▶ [AIM]
Among the entries below, count the lines where the string "Hall" occurs, and give only the number.

▶ [DATA FOR THIS EXERCISE]
________
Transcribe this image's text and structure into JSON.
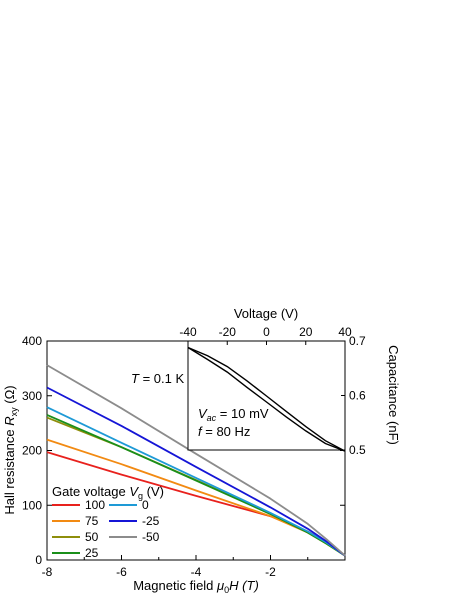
{
  "chart_data": [
    {
      "type": "line",
      "xlabel": "Magnetic field μ0H (T)",
      "ylabel": "Hall resistance Rxy (Ω)",
      "xlabel_parts": {
        "prefix": "Magnetic field ",
        "sym": "μ",
        "sub": "0",
        "suffix": "H (T)"
      },
      "ylabel_parts": {
        "prefix": "Hall resistance ",
        "sym": "R",
        "sub": "xy",
        "suffix": " (Ω)"
      },
      "xlim": [
        -8,
        0
      ],
      "ylim": [
        0,
        400
      ],
      "x_ticks": [
        -8,
        -6,
        -4,
        -2
      ],
      "y_ticks": [
        0,
        100,
        200,
        300,
        400
      ],
      "annotation": {
        "prefix": "T",
        "text": " = 0.1 K"
      },
      "legend": {
        "title_prefix": "Gate voltage ",
        "title_sym": "V",
        "title_sub": "g",
        "title_suffix": " (V)",
        "placement": "lower-left"
      },
      "series": [
        {
          "name": "100",
          "color": "#e8211d",
          "x": [
            -8,
            -6,
            -4,
            -2,
            -1,
            -0.5,
            0
          ],
          "y": [
            197,
            156,
            117,
            80,
            52,
            33,
            8
          ]
        },
        {
          "name": "75",
          "color": "#f28a12",
          "x": [
            -8,
            -6,
            -4,
            -2,
            -1,
            -0.5,
            0
          ],
          "y": [
            220,
            175,
            127,
            80,
            50,
            30,
            8
          ]
        },
        {
          "name": "50",
          "color": "#8e8e0b",
          "x": [
            -8,
            -6,
            -4,
            -2,
            -1,
            -0.5,
            0
          ],
          "y": [
            260,
            206,
            146,
            84,
            50,
            30,
            8
          ]
        },
        {
          "name": "25",
          "color": "#1a8f1a",
          "x": [
            -8,
            -6,
            -4,
            -2,
            -1,
            -0.5,
            0
          ],
          "y": [
            265,
            206,
            145,
            84,
            50,
            30,
            8
          ]
        },
        {
          "name": "0",
          "color": "#1e9ad6",
          "x": [
            -8,
            -6,
            -4,
            -2,
            -1,
            -0.5,
            0
          ],
          "y": [
            279,
            214,
            150,
            86,
            52,
            32,
            8
          ]
        },
        {
          "name": "-25",
          "color": "#1515d6",
          "x": [
            -8,
            -6,
            -4,
            -2,
            -1,
            -0.5,
            0
          ],
          "y": [
            315,
            245,
            170,
            96,
            57,
            34,
            8
          ]
        },
        {
          "name": "-50",
          "color": "#8c8c8c",
          "x": [
            -8,
            -6,
            -4,
            -2,
            -1,
            -0.5,
            0
          ],
          "y": [
            356,
            277,
            194,
            112,
            66,
            38,
            8
          ]
        }
      ]
    },
    {
      "type": "line",
      "xlabel": "Voltage (V)",
      "ylabel": "Capacitance (nF)",
      "xlim": [
        -40,
        40
      ],
      "ylim": [
        0.5,
        0.7
      ],
      "x_ticks": [
        -40,
        -20,
        0,
        20,
        40
      ],
      "y_ticks": [
        0.5,
        0.6,
        0.7
      ],
      "annotations": [
        {
          "sym": "V",
          "sub": "ac",
          "text": " = 10 mV"
        },
        {
          "sym": "f",
          "text": " = 80 Hz"
        }
      ],
      "series": [
        {
          "name": "",
          "color": "#000000",
          "x": [
            -40,
            -30,
            -20,
            -10,
            0,
            10,
            20,
            30,
            40
          ],
          "y": [
            0.688,
            0.673,
            0.653,
            0.627,
            0.599,
            0.571,
            0.543,
            0.517,
            0.498
          ]
        },
        {
          "name": "",
          "color": "#000000",
          "x": [
            -40,
            -30,
            -20,
            -10,
            0,
            10,
            20,
            30,
            40
          ],
          "y": [
            0.688,
            0.666,
            0.643,
            0.615,
            0.588,
            0.561,
            0.535,
            0.512,
            0.498
          ]
        }
      ]
    }
  ]
}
________
▶ [ANSWER FOR THE TASK]
2